Selected text.
Before I became a provost and dean of faculty, I taught Chinese history. This week, for several reasons, I have been thinking a lot about teaching China. I have been remembering with some sadness the extraordinary feeling of walking into a classroom knowing that for the next hour I would transport students into a new world. That kind of excitement is rare in the provost business.

This morning when I was walking my dog and thinking about what I might say today, I was struck with a devilish thought: I have a captive audience, so why not indulge myself by imparting a little Chinese history? So, here we go. There will be no exam at the end.

There was a great Chinese leader by the name of Mao Zedong who died in 1976. Some of you may have heard of Chairman Mao and the eccentricities and excesses of his later years most readily visible in a ten-year civil war-the Cultural Revolution-that rocked China. Mao's forte was not administration; it was revolution. Among many brilliant Chinese revolutionaries of the 1920s, 1930s and 1940s, Mao was the most brilliant.

Request 1. According to the speech on teaching China, in what year did Mao Zedong die?
Request 2. Continue the speech on teaching China, picking up after its final sentence.
The data that come after this speech on teaching China have no part in the exercise.

Information shown.
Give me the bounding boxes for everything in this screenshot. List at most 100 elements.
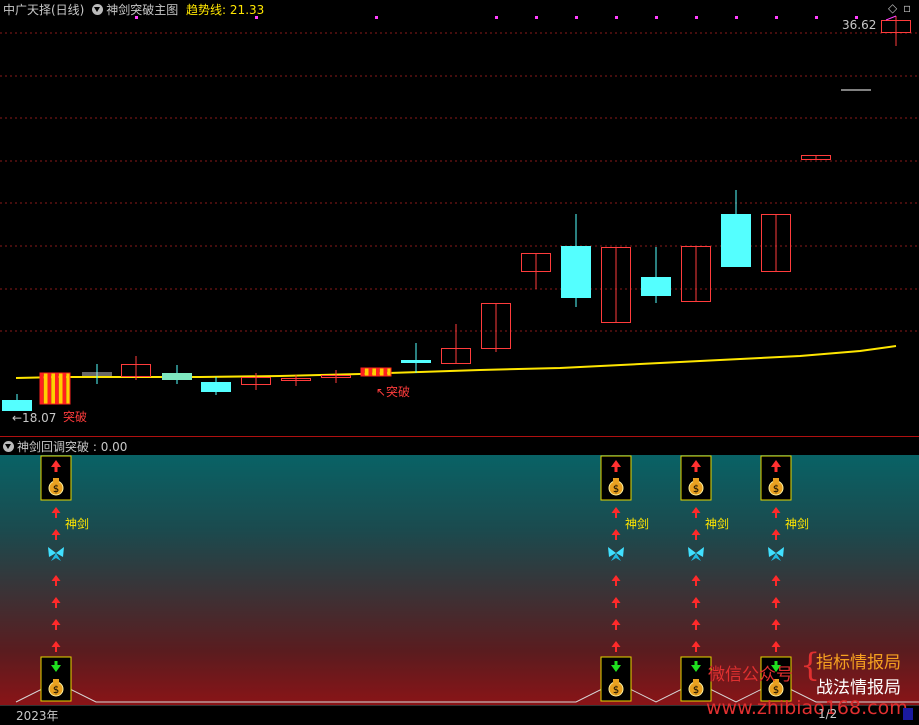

Written answer 1. Mao Zedong died in 1976.

Written answer 2.
He was the first to lead a war of "national liberation"-revolutions that combined Marxist ideology with patriotic fervor. In the late 1930s, Mao told the American journalist Edgar Snow that he was a Chinese first and a Marxist second. And that was, indeed, the way he led the revolution. By harnessing the discontent of the masses and appealing to their nationalism, Mao allied with the Nationalists under Chiang Kai-shek to defeat the Japanese occupiers in 1945. In 1949, he defeated Chiang Kai-shek himself and became leader of the new People's Republic of China.

Mao Zedong had an intuitive understanding of China and its people and an ability to integrate Marxist revolutionary ideology with the pragmatic demands of the disgruntled masses. A poet and scholar of Chinese history, he often sought to relay his message in terms even the most uneducated could understand. In some cases that meant turning to traditional folk tales.

One that Mao often used was an ancient Chinese fable called "The Foolish Old Man Who Removed the Mountains." (Mao Tse-tung [Mao Zedong]. The Selected Works of Mao Tse-tung [Mao Zedong], Vol. III. Peking [Beijing]: Foreign Languages Press, 1967, p. 272.)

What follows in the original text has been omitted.